* **Exercise objective**
Retype the material in full, keeping every word the same.

Dataset items:
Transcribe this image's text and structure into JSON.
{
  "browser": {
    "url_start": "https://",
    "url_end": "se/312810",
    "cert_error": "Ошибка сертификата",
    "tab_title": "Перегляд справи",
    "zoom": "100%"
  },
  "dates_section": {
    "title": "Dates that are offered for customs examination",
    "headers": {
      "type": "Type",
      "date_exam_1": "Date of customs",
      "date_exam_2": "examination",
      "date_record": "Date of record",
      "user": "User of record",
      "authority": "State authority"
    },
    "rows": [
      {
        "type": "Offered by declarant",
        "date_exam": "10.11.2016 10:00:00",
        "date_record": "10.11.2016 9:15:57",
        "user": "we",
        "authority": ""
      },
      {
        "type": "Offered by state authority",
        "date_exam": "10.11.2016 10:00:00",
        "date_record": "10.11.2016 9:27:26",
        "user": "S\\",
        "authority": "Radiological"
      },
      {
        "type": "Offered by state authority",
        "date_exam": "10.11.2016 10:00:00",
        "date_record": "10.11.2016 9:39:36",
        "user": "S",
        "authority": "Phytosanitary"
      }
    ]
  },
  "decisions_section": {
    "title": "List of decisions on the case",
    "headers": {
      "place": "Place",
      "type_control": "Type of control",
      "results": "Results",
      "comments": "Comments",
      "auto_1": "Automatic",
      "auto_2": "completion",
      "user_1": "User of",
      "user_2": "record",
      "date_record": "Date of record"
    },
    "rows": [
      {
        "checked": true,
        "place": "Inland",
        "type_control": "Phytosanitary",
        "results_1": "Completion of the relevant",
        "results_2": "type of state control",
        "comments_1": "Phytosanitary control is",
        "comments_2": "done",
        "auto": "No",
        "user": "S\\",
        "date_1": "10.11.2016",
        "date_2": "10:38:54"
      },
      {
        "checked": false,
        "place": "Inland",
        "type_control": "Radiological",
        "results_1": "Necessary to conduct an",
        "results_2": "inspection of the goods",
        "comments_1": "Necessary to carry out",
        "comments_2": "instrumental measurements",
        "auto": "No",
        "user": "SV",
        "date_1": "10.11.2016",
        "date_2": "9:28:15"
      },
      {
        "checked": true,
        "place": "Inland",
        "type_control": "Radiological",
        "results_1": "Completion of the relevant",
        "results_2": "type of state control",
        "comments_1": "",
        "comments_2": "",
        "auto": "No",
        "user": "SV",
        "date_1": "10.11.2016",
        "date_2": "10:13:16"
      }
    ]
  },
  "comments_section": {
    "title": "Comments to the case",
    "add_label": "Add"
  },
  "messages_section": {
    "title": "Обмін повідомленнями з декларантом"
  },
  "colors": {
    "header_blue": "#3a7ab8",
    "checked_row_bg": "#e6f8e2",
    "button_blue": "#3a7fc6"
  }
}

* **Result for this task**
Transcribe this image's text and structure into JSON.
{
  "browser": {
    "url_start": "https://",
    "url_end": "se/312810",
    "cert_error": "Ошибка сертификата",
    "tab_title": "Перегляд справи",
    "zoom": "100%"
  },
  "dates_section": {
    "title": "Dates that are offered for customs examination",
    "headers": {
      "type": "Type",
      "date_exam_1": "Date of customs",
      "date_exam_2": "examination",
      "date_record": "Date of record",
      "user": "User of record",
      "authority": "State authority"
    },
    "rows": [
      {
        "type": "Offered by declarant",
        "date_exam": "10.11.2016 10:00:00",
        "date_record": "10.11.2016 9:15:57",
        "user": "we",
        "authority": ""
      },
      {
        "type": "Offered by state authority",
        "date_exam": "10.11.2016 10:00:00",
        "date_record": "10.11.2016 9:27:26",
        "user": "S\\",
        "authority": "Radiological"
      },
      {
        "type": "Offered by state authority",
        "date_exam": "10.11.2016 10:00:00",
        "date_record": "10.11.2016 9:39:36",
        "user": "S",
        "authority": "Phytosanitary"
      }
    ]
  },
  "decisions_section": {
    "title": "List of decisions on the case",
    "headers": {
      "place": "Place",
      "type_control": "Type of control",
      "results": "Results",
      "comments": "Comments",
      "auto_1": "Automatic",
      "auto_2": "completion",
      "user_1": "User of",
      "user_2": "record",
      "date_record": "Date of record"
    },
    "rows": [
      {
        "checked": true,
        "place": "Inland",
        "type_control": "Phytosanitary",
        "results_1": "Completion of the relevant",
        "results_2": "type of state control",
        "comments_1": "Phytosanitary control is",
        "comments_2": "done",
        "auto": "No",
        "user": "S\\",
        "date_1": "10.11.2016",
        "date_2": "10:38:54"
      },
      {
        "checked": false,
        "place": "Inland",
        "type_control": "Radiological",
        "results_1": "Necessary to conduct an",
        "results_2": "inspection of the goods",
        "comments_1": "Necessary to carry out",
        "comments_2": "instrumental measurements",
        "auto": "No",
        "user": "SV",
        "date_1": "10.11.2016",
        "date_2": "9:28:15"
      },
      {
        "checked": true,
        "place": "Inland",
        "type_control": "Radiological",
        "results_1": "Completion of the relevant",
        "results_2": "type of state control",
        "comments_1": "",
        "comments_2": "",
        "auto": "No",
        "user": "SV",
        "date_1": "10.11.2016",
        "date_2": "10:13:16"
      }
    ]
  },
  "comments_section": {
    "title": "Comments to the case",
    "add_label": "Add"
  },
  "messages_section": {
    "title": "Обмін повідомленнями з декларантом"
  },
  "colors": {
    "header_blue": "#3a7ab8",
    "checked_row_bg": "#e6f8e2",
    "button_blue": "#3a7fc6"
  }
}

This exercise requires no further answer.